* **Task instructions**
Find the lines that contain the word "besser" and copy each one.

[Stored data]

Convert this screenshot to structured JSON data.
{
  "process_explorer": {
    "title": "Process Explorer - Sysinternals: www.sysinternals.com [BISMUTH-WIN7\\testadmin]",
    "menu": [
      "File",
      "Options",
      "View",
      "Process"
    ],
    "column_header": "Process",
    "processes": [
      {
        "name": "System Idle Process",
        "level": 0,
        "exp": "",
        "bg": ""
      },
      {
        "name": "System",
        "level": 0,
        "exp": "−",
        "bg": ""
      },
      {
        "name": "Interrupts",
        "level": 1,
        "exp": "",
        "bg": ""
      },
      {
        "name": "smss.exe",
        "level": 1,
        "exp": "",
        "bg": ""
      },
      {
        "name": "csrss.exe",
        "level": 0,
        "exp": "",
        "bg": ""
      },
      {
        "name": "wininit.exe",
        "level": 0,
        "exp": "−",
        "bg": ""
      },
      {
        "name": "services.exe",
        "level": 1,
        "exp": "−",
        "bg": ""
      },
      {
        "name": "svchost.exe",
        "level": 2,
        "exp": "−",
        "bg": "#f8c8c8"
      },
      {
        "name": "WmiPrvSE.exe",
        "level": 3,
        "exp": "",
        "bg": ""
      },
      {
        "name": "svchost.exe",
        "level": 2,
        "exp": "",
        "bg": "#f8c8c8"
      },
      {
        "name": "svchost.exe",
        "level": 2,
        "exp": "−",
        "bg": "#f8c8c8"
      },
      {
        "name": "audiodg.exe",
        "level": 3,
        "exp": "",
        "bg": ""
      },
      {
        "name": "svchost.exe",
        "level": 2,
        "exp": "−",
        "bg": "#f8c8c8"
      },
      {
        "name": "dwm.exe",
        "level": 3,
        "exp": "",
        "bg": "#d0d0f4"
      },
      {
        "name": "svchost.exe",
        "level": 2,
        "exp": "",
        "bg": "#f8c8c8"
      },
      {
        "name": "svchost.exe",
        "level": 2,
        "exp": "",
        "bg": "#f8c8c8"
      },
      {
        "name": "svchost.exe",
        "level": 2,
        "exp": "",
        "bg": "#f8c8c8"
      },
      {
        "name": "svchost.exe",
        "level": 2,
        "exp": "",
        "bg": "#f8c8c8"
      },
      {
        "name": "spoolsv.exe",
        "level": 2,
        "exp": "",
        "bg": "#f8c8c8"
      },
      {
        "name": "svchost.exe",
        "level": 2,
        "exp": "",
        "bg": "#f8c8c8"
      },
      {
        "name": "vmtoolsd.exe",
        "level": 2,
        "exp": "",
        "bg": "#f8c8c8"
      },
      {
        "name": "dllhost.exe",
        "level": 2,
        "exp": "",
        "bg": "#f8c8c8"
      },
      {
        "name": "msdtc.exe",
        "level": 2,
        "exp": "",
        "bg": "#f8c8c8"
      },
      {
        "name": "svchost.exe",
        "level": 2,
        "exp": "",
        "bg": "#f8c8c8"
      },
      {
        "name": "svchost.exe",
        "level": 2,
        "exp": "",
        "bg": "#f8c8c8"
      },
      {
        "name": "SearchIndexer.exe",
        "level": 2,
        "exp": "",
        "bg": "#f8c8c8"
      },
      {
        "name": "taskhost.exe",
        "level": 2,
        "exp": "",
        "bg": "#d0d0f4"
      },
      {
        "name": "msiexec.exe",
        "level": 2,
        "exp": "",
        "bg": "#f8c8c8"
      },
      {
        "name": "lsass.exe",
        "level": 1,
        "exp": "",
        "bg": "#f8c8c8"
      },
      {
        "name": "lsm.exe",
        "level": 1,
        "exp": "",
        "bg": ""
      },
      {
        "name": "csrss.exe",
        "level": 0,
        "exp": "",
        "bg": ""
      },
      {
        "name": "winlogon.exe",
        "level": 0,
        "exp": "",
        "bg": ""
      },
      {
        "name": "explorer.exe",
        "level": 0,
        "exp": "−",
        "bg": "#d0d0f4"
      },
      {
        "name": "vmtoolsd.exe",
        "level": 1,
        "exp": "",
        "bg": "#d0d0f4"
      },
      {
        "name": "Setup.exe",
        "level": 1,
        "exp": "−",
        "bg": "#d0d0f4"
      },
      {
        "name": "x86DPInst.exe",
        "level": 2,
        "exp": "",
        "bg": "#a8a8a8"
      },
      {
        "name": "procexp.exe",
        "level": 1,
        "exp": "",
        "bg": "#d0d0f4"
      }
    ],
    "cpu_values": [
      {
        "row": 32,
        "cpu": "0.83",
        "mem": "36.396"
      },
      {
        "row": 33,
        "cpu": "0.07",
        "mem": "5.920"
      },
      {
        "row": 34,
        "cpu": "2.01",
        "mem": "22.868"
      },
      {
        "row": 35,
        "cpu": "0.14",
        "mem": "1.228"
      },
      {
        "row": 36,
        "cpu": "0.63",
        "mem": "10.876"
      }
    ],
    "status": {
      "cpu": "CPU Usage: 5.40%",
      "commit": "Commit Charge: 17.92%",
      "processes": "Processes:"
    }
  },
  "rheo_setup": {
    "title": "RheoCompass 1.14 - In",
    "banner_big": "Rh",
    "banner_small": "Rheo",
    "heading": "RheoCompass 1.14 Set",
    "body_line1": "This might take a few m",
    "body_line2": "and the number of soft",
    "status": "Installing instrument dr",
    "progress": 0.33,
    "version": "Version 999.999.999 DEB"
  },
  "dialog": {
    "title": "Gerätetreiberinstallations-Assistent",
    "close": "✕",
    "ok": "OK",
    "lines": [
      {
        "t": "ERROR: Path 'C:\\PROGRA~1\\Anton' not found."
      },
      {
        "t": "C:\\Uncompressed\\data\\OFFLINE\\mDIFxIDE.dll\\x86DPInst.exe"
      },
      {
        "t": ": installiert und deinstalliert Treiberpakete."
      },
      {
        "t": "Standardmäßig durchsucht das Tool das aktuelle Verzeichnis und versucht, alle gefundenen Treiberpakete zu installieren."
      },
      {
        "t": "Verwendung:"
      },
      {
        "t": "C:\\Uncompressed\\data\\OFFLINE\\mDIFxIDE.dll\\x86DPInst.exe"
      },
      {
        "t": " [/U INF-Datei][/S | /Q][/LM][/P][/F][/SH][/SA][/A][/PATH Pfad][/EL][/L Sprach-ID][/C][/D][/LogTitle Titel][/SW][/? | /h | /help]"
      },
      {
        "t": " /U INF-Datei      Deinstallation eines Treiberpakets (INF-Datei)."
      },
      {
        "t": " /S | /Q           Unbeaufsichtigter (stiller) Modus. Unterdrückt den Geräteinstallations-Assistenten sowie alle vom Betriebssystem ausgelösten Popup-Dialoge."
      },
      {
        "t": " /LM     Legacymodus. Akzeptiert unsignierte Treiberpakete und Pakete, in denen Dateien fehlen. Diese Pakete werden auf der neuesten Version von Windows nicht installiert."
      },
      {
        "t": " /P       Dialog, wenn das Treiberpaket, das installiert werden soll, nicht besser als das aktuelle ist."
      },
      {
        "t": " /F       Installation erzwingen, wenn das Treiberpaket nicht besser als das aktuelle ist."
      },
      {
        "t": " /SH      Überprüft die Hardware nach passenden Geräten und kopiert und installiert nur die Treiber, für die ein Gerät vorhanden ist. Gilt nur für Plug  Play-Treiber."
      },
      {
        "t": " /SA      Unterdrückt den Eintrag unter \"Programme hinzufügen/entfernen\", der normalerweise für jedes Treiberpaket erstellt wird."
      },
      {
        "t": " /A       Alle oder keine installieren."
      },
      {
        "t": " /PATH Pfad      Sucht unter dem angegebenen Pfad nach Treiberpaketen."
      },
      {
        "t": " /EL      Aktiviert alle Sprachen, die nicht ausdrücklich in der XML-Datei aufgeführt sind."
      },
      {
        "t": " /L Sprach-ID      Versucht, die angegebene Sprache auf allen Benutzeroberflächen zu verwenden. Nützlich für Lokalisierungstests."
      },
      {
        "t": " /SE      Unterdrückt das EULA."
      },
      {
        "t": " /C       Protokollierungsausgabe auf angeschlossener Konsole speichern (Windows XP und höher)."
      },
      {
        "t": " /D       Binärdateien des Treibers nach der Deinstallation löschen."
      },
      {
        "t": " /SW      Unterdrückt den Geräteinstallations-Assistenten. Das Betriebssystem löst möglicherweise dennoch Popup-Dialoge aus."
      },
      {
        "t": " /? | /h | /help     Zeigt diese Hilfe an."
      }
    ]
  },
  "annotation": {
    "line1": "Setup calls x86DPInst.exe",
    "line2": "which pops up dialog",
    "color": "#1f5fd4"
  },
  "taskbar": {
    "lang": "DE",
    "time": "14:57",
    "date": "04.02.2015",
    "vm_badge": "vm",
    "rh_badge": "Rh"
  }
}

* **Solution to the problem**
        "t": " /P       Dialog, wenn das Treiberpaket, das installiert werden soll, nicht besser als das aktuelle ist."
        "t": " /F       Installation erzwingen, wenn das Treiberpaket nicht besser als das aktuelle ist."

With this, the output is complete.